Print the listing, character for character, from its first line through the line containing "data-point-label-super-e10: 1,864 [493, 301, 519, 313]", including both of those lines.

Source records
_ _ _

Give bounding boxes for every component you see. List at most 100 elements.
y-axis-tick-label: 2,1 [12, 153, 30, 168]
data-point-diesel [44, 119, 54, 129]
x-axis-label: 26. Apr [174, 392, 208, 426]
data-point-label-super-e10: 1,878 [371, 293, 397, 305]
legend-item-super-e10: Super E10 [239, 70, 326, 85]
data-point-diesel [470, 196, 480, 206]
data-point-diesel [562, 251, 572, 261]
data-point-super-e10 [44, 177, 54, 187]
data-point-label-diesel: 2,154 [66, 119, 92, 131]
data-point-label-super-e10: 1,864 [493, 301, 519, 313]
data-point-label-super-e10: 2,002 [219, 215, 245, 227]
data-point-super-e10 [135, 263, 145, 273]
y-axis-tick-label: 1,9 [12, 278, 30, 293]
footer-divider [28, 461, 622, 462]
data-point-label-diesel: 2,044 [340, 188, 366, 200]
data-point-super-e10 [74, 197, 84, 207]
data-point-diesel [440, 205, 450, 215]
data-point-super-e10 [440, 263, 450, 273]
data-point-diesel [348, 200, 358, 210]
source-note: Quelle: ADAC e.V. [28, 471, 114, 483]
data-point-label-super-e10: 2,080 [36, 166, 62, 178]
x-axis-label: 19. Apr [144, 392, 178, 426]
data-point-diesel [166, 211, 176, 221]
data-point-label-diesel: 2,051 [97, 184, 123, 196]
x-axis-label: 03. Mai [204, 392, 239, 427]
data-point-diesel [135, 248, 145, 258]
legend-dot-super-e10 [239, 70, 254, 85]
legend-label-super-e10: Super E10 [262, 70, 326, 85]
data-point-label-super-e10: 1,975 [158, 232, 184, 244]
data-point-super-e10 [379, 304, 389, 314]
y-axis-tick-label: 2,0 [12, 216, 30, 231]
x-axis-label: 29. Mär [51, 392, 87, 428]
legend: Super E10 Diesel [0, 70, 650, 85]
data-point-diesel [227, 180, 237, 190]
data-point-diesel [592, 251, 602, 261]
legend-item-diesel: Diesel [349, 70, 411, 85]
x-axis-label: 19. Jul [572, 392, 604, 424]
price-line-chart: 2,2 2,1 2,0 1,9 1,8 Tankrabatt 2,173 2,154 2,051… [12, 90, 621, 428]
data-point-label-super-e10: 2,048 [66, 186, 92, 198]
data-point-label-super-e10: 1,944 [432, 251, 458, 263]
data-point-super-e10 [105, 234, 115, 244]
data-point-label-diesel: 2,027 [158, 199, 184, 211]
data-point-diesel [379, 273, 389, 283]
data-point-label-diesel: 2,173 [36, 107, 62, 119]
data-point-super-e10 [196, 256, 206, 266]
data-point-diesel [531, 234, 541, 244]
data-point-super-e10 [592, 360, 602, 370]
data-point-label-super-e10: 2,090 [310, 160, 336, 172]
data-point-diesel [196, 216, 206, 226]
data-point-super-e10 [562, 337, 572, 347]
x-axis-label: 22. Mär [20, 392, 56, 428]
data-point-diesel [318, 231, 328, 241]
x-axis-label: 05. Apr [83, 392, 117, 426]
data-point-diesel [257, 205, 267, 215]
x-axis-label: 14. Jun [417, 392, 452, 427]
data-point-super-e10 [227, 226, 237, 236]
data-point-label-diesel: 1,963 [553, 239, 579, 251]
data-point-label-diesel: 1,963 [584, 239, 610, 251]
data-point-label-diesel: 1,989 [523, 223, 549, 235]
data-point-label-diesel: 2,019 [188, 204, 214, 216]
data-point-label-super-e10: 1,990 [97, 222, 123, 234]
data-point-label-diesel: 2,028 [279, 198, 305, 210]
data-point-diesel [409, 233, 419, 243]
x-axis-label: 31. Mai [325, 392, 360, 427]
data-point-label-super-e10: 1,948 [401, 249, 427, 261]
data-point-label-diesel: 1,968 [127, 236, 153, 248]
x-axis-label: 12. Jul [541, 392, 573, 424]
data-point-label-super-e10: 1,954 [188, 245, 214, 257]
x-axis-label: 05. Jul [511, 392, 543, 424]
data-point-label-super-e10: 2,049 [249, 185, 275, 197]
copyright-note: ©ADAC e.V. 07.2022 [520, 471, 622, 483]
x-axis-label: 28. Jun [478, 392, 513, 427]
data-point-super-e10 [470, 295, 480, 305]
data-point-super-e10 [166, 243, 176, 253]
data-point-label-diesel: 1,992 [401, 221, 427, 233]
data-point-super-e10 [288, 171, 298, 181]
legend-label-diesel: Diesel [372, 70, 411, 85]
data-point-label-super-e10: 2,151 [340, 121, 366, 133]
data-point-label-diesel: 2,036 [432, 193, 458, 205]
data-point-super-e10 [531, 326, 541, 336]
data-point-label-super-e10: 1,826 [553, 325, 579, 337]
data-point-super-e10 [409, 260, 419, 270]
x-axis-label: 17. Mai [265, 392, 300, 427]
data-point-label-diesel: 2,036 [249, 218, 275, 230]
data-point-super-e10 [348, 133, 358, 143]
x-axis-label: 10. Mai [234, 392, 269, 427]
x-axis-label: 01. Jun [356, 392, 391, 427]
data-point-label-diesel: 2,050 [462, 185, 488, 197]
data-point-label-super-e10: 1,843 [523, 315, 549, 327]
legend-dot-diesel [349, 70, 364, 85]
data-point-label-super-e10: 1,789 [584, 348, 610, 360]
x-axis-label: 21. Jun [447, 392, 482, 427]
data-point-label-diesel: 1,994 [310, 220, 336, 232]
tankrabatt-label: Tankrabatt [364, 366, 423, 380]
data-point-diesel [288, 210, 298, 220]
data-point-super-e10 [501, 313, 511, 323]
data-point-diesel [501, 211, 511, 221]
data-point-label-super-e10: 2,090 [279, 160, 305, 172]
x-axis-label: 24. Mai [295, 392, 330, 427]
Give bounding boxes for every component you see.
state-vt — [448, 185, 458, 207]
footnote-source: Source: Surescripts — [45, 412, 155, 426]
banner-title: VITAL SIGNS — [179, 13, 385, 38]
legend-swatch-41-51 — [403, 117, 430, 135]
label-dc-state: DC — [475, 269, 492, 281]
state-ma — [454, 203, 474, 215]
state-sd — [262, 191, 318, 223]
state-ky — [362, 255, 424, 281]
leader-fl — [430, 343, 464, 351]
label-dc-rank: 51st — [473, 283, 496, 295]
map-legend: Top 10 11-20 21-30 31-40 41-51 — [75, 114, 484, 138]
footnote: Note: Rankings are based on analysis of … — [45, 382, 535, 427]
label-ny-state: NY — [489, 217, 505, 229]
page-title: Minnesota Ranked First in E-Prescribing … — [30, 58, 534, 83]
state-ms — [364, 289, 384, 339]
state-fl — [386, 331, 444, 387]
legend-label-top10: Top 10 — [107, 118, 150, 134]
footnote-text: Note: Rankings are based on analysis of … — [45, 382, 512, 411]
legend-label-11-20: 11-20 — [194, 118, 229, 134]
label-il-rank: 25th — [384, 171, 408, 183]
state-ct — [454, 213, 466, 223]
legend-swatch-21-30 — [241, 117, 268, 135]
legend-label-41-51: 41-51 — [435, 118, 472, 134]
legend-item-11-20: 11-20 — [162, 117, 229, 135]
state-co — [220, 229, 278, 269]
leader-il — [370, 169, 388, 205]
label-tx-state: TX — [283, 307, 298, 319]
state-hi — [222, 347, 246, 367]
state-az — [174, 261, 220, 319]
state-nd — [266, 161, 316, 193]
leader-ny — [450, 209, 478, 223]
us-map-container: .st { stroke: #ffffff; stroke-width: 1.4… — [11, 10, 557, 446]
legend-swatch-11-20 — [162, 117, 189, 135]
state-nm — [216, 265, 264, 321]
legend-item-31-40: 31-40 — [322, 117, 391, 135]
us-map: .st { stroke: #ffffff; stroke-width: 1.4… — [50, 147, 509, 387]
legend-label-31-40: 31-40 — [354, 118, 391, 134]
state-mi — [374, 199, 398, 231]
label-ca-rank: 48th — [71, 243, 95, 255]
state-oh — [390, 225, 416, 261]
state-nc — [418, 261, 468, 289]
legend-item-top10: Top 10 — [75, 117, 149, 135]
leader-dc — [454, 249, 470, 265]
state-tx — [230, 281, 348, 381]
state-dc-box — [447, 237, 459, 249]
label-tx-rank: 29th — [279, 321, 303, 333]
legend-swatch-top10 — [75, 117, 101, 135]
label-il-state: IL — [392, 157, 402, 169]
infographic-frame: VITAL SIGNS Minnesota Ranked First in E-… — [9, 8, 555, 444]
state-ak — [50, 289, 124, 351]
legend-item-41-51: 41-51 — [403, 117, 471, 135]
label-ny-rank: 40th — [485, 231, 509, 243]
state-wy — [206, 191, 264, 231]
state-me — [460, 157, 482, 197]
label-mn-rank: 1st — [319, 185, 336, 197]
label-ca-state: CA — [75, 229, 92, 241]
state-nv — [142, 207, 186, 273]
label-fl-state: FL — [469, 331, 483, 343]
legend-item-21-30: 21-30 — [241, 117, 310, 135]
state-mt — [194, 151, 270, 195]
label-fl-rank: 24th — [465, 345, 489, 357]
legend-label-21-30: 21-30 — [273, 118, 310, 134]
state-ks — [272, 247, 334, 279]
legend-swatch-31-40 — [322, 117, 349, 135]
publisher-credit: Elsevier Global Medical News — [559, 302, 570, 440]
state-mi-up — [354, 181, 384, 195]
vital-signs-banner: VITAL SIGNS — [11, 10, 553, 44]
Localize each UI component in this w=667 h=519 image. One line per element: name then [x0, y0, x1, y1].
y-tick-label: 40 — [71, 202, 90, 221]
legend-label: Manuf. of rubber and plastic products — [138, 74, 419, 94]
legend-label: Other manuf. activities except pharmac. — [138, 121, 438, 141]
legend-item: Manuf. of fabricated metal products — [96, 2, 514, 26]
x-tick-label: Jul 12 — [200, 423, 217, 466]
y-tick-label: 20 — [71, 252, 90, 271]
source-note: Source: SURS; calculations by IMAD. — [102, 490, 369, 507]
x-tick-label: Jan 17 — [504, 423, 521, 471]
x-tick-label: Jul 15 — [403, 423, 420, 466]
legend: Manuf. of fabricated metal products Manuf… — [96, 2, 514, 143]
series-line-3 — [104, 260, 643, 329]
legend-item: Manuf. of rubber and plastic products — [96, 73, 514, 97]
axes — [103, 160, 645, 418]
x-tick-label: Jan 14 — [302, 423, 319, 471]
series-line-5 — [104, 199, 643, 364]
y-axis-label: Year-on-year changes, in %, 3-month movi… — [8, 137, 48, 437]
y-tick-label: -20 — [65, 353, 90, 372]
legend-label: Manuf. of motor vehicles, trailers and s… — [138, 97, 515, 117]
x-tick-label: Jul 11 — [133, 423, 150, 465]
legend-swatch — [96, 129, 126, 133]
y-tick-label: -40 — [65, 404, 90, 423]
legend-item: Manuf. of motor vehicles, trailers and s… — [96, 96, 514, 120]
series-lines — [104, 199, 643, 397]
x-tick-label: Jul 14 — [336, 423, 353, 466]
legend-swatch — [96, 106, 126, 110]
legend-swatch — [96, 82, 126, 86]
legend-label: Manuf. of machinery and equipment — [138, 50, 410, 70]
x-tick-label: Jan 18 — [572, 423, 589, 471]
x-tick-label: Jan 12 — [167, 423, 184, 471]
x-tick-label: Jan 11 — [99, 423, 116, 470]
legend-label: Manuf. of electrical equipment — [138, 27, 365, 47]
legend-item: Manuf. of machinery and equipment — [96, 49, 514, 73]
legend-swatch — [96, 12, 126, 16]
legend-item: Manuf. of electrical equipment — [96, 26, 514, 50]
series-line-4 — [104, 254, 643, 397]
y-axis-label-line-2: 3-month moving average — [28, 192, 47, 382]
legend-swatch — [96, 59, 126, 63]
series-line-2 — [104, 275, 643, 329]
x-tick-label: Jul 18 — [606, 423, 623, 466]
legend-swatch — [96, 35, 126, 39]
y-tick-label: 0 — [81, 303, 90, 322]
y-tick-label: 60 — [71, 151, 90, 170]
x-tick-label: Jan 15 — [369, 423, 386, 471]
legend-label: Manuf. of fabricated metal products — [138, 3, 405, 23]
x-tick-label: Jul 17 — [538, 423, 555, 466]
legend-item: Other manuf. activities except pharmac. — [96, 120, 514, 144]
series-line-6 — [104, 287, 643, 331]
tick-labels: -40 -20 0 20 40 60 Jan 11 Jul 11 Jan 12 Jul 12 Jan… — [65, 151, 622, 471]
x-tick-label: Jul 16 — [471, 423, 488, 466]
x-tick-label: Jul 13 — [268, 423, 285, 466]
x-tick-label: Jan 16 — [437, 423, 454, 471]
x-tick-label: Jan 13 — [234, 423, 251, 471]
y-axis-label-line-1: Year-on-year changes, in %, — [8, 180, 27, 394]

_ _ _

* _COMPLETE ANSWER_:
Give bounding boxes for every component you see. List at most 100 elements.
y-axis-tick-label: 2,1 [12, 153, 30, 168]
data-point-diesel [44, 119, 54, 129]
x-axis-label: 26. Apr [174, 392, 208, 426]
data-point-label-super-e10: 1,878 [371, 293, 397, 305]
legend-item-super-e10: Super E10 [239, 70, 326, 85]
data-point-diesel [470, 196, 480, 206]
data-point-diesel [562, 251, 572, 261]
data-point-super-e10 [44, 177, 54, 187]
data-point-label-diesel: 2,154 [66, 119, 92, 131]
data-point-label-super-e10: 1,864 [493, 301, 519, 313]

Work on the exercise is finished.